Themes

Themes let you completely transform how Cocoon looks and sounds. A single theme can change your colors, replace every sound effect, set custom wallpapers, add background music, and even put decorative frames on your game icons. You can also mix and match pieces from different themes to build your perfect setup.

Using a Theme

Installing a Theme

Themes are folders you drop into your Cocoon data directory:

  1. Find or download a theme (check the Cocoon community for shared themes).
  2. Copy the theme folder into your Cocoon folder → themes/:

The theme picker in Settings showing installed themes with previews

Cocoon/
└── themes/
    └── retro-neon/
        ├── theme.json
        ├── preview.png
        └── (other theme files)
  1. Open Cocoon and go to Settings → Appearance → Custom Themes.

** BRIEF 1 **
Answer these questions using the text on Cocoon themes:
(a) Besides colors, what can a single theme change or add?
(b) Into which folder should a theme folder be copied?
(c) Which menu path opens the list of custom themes?
** BRIEF 2 **
Extend the text on Cocoon themes, starting right after its last sentence.

Records from a data source:
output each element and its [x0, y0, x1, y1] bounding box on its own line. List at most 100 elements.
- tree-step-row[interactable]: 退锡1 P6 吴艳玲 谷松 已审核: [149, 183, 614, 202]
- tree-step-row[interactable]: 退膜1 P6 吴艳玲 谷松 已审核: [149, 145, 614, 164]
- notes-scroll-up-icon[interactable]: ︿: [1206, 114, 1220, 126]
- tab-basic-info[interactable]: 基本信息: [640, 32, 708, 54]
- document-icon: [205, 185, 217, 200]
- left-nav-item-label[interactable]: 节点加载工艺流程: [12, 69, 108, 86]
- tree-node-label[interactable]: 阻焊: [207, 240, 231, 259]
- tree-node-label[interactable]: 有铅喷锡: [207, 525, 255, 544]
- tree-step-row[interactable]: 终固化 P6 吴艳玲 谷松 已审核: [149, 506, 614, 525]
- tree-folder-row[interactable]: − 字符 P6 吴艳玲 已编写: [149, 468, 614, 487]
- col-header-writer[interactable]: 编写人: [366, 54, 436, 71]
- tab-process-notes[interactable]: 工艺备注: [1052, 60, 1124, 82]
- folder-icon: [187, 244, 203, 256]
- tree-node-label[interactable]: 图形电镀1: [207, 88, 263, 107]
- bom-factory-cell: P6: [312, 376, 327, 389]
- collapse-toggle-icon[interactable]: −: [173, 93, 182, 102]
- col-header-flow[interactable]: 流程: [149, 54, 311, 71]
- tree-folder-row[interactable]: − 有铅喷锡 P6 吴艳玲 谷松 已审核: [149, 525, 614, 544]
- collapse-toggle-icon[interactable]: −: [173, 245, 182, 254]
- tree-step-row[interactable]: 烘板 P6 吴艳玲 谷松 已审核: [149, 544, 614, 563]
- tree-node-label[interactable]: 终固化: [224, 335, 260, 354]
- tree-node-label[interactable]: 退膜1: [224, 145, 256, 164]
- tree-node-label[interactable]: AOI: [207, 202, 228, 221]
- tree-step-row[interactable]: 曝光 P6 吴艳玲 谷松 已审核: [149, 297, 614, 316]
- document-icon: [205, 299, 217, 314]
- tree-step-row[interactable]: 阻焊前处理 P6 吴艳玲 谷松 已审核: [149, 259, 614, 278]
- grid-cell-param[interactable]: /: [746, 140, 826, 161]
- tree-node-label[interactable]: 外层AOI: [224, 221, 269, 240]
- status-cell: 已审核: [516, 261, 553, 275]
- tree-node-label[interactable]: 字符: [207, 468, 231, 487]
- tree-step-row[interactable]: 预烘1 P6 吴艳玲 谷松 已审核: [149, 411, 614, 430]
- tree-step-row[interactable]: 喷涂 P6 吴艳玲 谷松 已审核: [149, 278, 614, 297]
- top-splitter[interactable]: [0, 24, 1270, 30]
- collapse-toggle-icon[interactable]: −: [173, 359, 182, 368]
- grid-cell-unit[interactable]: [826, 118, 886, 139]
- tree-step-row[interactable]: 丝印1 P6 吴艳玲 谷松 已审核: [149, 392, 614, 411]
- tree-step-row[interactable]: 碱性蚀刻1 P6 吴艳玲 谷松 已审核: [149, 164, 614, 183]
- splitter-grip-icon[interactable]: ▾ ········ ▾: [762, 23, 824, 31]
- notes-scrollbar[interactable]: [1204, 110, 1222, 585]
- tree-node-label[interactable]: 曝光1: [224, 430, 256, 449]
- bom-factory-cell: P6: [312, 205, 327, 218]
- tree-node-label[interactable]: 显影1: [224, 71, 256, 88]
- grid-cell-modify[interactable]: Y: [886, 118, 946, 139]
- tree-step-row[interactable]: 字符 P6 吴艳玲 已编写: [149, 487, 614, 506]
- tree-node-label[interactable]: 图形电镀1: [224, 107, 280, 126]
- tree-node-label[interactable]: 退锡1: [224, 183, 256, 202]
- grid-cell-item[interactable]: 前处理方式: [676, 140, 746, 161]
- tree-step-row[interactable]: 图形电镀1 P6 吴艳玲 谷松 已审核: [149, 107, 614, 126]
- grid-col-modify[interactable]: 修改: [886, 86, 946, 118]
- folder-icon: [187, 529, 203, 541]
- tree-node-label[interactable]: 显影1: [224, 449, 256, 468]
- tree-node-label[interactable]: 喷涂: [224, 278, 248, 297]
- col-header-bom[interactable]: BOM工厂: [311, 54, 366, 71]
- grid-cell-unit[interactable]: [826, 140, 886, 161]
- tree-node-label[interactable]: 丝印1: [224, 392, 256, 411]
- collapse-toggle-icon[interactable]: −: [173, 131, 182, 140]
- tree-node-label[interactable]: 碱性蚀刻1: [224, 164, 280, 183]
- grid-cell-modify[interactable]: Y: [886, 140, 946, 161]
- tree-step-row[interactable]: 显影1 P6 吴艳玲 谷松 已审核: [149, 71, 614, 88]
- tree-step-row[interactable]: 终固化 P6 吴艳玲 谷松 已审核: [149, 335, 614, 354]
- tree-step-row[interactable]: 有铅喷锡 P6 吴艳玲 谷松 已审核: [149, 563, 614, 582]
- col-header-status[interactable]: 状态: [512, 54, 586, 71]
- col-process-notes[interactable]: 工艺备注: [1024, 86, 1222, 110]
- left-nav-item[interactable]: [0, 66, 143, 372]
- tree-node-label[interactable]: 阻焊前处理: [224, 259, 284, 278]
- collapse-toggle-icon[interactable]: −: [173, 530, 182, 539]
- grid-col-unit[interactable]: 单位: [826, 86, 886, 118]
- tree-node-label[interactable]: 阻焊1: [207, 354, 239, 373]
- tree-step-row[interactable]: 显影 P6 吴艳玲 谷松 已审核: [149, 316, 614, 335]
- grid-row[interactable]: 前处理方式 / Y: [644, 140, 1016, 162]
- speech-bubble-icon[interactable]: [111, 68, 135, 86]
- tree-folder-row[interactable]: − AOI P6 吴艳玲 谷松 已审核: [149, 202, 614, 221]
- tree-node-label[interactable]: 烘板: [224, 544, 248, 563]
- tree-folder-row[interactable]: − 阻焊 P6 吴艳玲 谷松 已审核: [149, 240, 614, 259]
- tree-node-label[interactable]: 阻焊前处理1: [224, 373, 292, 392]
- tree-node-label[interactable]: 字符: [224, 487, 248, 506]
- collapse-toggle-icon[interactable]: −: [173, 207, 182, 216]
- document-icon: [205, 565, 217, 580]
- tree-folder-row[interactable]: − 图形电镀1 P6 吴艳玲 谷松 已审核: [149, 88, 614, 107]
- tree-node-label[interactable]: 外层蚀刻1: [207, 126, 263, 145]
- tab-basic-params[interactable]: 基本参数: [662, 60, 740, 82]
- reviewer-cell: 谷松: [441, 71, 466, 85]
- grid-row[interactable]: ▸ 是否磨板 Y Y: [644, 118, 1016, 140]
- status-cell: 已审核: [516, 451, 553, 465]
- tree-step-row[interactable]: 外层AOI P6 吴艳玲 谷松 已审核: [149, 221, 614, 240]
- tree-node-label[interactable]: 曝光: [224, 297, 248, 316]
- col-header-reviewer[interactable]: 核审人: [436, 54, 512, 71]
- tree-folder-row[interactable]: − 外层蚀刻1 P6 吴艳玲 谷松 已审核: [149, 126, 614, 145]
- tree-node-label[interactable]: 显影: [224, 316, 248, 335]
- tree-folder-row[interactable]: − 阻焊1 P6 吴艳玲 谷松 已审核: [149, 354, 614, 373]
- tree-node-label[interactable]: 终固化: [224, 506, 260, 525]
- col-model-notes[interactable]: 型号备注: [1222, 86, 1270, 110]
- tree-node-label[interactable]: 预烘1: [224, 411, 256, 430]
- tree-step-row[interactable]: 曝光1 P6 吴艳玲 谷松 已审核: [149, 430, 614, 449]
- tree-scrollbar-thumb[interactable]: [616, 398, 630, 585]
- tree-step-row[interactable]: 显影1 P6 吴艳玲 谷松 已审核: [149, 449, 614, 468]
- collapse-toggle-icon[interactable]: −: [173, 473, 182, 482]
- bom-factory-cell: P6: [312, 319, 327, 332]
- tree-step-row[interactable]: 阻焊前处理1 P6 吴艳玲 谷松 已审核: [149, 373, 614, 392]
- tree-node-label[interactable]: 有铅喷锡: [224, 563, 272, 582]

** RESPONSE BOX 1 **
(a) It can replace every sound effect, set custom wallpapers, add background music, and put decorative frames on game icons.
(b) The themes/ folder inside the Cocoon folder.
(c) Settings → Appearance → Custom Themes.

** RESPONSE BOX 2 **
  2. You’ll see your theme in the picker — select it to apply!

What Can a Theme Change?

ComponentWhat it changes
ColorsThe entire look — backgrounds, cards, text, gradients, buttons, everything
Sound EffectsNavigation clicks, menu sounds, game launch sounds, and more
WallpapersBackground images or videos for your screen(s)
MusicBackground tunes that play while you browse your library
Smart Folder AssetsCustom artwork for auto-folders like Favorites, Recently Played, etc.
Icon OverlaysDecorative borders or frames drawn on top of your game art, per platform

Mix and Match

Here’s where it gets fun — you don’t have to use everything from one theme. Cocoon lets you cherry-pick components from different themes:

Mix and match component checkboxes — Colors, Sounds, Wallpaper, Music

  • Colors from “Pink” 🎨
  • Sound effects from “Zelda” 🔊
  • Wallpaper from “Persona 5” 🌆
  • Music from “Awesome Cocoon Remix” 🎵

When you apply a theme, you’ll see checkboxes for which parts you want to use. Your choices are saved and remembered.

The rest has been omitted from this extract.